» **THE TASK**: Your task is to extract every line from the material below exactly.

» **DATA ROWS**:
───
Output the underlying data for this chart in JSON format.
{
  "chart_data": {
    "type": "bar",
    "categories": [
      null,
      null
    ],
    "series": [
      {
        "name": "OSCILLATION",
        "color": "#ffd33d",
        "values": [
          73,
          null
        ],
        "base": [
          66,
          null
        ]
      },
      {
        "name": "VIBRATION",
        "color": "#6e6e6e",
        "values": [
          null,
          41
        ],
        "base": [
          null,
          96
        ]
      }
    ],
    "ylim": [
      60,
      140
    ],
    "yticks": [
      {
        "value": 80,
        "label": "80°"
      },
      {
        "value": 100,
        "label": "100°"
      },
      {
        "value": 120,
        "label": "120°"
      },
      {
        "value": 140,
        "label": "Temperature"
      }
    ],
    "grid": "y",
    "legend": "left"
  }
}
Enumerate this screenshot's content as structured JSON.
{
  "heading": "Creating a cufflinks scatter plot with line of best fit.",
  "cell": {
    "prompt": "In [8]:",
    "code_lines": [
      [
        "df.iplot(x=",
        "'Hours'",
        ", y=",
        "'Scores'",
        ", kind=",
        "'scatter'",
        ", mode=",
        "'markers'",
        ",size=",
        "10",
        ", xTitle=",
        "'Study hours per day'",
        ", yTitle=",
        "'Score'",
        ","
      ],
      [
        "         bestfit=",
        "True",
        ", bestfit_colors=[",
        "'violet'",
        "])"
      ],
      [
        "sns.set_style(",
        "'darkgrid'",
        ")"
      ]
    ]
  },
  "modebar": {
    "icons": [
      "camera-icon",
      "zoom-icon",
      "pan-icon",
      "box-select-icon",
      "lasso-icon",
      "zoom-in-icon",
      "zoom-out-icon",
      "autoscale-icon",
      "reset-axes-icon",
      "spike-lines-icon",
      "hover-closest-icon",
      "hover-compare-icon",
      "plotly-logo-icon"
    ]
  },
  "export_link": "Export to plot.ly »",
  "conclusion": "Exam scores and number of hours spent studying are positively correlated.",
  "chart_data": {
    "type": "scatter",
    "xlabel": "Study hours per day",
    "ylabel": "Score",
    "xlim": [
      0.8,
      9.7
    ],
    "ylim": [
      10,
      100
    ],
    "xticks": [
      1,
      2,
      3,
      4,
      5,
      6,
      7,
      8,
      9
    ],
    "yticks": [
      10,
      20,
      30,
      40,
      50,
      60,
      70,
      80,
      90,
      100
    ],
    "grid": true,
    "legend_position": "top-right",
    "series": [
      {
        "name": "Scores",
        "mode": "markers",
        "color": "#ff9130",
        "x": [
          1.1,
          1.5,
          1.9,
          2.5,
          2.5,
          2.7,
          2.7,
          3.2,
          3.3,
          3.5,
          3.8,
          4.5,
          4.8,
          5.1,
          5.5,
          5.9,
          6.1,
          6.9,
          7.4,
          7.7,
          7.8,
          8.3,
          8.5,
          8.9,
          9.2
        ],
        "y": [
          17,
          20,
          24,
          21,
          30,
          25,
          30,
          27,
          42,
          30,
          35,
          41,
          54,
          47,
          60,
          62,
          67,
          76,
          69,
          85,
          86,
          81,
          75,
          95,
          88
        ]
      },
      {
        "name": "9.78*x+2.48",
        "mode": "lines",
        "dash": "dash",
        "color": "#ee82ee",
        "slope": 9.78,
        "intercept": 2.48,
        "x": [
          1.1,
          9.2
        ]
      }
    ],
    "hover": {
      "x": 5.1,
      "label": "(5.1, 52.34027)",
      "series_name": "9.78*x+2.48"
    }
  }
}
───
» **SOLUTION TO THE PROBLEM**:
Output the underlying data for this chart in JSON format.
{
  "chart_data": {
    "type": "bar",
    "categories": [
      null,
      null
    ],
    "series": [
      {
        "name": "OSCILLATION",
        "color": "#ffd33d",
        "values": [
          73,
          null
        ],
        "base": [
          66,
          null
        ]
      },
      {
        "name": "VIBRATION",
        "color": "#6e6e6e",
        "values": [
          null,
          41
        ],
        "base": [
          null,
          96
        ]
      }
    ],
    "ylim": [
      60,
      140
    ],
    "yticks": [
      {
        "value": 80,
        "label": "80°"
      },
      {
        "value": 100,
        "label": "100°"
      },
      {
        "value": 120,
        "label": "120°"
      },
      {
        "value": 140,
        "label": "Temperature"
      }
    ],
    "grid": "y",
    "legend": "left"
  }
}
Enumerate this screenshot's content as structured JSON.
{
  "heading": "Creating a cufflinks scatter plot with line of best fit.",
  "cell": {
    "prompt": "In [8]:",
    "code_lines": [
      [
        "df.iplot(x=",
        "'Hours'",
        ", y=",
        "'Scores'",
        ", kind=",
        "'scatter'",
        ", mode=",
        "'markers'",
        ",size=",
        "10",
        ", xTitle=",
        "'Study hours per day'",
        ", yTitle=",
        "'Score'",
        ","
      ],
      [
        "         bestfit=",
        "True",
        ", bestfit_colors=[",
        "'violet'",
        "])"
      ],
      [
        "sns.set_style(",
        "'darkgrid'",
        ")"
      ]
    ]
  },
  "modebar": {
    "icons": [
      "camera-icon",
      "zoom-icon",
      "pan-icon",
      "box-select-icon",
      "lasso-icon",
      "zoom-in-icon",
      "zoom-out-icon",
      "autoscale-icon",
      "reset-axes-icon",
      "spike-lines-icon",
      "hover-closest-icon",
      "hover-compare-icon",
      "plotly-logo-icon"
    ]
  },
  "export_link": "Export to plot.ly »",
  "conclusion": "Exam scores and number of hours spent studying are positively correlated.",
  "chart_data": {
    "type": "scatter",
    "xlabel": "Study hours per day",
    "ylabel": "Score",
    "xlim": [
      0.8,
      9.7
    ],
    "ylim": [
      10,
      100
    ],
    "xticks": [
      1,
      2,
      3,
      4,
      5,
      6,
      7,
      8,
      9
    ],
    "yticks": [
      10,
      20,
      30,
      40,
      50,
      60,
      70,
      80,
      90,
      100
    ],
    "grid": true,
    "legend_position": "top-right",
    "series": [
      {
        "name": "Scores",
        "mode": "markers",
        "color": "#ff9130",
        "x": [
          1.1,
          1.5,
          1.9,
          2.5,
          2.5,
          2.7,
          2.7,
          3.2,
          3.3,
          3.5,
          3.8,
          4.5,
          4.8,
          5.1,
          5.5,
          5.9,
          6.1,
          6.9,
          7.4,
          7.7,
          7.8,
          8.3,
          8.5,
          8.9,
          9.2
        ],
        "y": [
          17,
          20,
          24,
          21,
          30,
          25,
          30,
          27,
          42,
          30,
          35,
          41,
          54,
          47,
          60,
          62,
          67,
          76,
          69,
          85,
          86,
          81,
          75,
          95,
          88
        ]
      },
      {
        "name": "9.78*x+2.48",
        "mode": "lines",
        "dash": "dash",
        "color": "#ee82ee",
        "slope": 9.78,
        "intercept": 2.48,
        "x": [
          1.1,
          9.2
        ]
      }
    ],
    "hover": {
      "x": 5.1,
      "label": "(5.1, 52.34027)",
      "series_name": "9.78*x+2.48"
    }
  }
}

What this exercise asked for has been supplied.